__Record set__.
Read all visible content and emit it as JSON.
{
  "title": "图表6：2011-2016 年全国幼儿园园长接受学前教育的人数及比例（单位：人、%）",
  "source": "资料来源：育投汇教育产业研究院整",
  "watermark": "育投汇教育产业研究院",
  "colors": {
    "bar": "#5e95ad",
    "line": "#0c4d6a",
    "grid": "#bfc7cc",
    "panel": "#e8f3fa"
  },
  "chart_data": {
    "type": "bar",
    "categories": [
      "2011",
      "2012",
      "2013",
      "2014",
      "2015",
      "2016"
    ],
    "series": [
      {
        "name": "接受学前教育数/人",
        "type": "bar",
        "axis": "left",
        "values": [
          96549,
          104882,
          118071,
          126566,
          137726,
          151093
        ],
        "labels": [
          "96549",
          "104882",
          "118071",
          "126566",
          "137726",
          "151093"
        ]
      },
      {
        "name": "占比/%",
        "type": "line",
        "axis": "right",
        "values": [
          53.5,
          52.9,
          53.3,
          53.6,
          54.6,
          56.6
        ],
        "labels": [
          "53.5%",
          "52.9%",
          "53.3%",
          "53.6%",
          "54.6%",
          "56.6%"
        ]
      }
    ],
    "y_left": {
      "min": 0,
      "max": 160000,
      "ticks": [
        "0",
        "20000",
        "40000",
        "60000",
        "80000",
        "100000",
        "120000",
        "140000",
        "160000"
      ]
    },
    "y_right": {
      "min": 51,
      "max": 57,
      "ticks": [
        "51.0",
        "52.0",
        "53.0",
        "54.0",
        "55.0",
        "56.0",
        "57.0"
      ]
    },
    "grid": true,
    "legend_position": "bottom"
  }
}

__Problem description__. Take the entries and copy them out exactly.

__Solution to the exercise__.
Read all visible content and emit it as JSON.
{
  "title": "图表6：2011-2016 年全国幼儿园园长接受学前教育的人数及比例（单位：人、%）",
  "source": "资料来源：育投汇教育产业研究院整",
  "watermark": "育投汇教育产业研究院",
  "colors": {
    "bar": "#5e95ad",
    "line": "#0c4d6a",
    "grid": "#bfc7cc",
    "panel": "#e8f3fa"
  },
  "chart_data": {
    "type": "bar",
    "categories": [
      "2011",
      "2012",
      "2013",
      "2014",
      "2015",
      "2016"
    ],
    "series": [
      {
        "name": "接受学前教育数/人",
        "type": "bar",
        "axis": "left",
        "values": [
          96549,
          104882,
          118071,
          126566,
          137726,
          151093
        ],
        "labels": [
          "96549",
          "104882",
          "118071",
          "126566",
          "137726",
          "151093"
        ]
      },
      {
        "name": "占比/%",
        "type": "line",
        "axis": "right",
        "values": [
          53.5,
          52.9,
          53.3,
          53.6,
          54.6,
          56.6
        ],
        "labels": [
          "53.5%",
          "52.9%",
          "53.3%",
          "53.6%",
          "54.6%",
          "56.6%"
        ]
      }
    ],
    "y_left": {
      "min": 0,
      "max": 160000,
      "ticks": [
        "0",
        "20000",
        "40000",
        "60000",
        "80000",
        "100000",
        "120000",
        "140000",
        "160000"
      ]
    },
    "y_right": {
      "min": 51,
      "max": 57,
      "ticks": [
        "51.0",
        "52.0",
        "53.0",
        "54.0",
        "55.0",
        "56.0",
        "57.0"
      ]
    },
    "grid": true,
    "legend_position": "bottom"
  }
}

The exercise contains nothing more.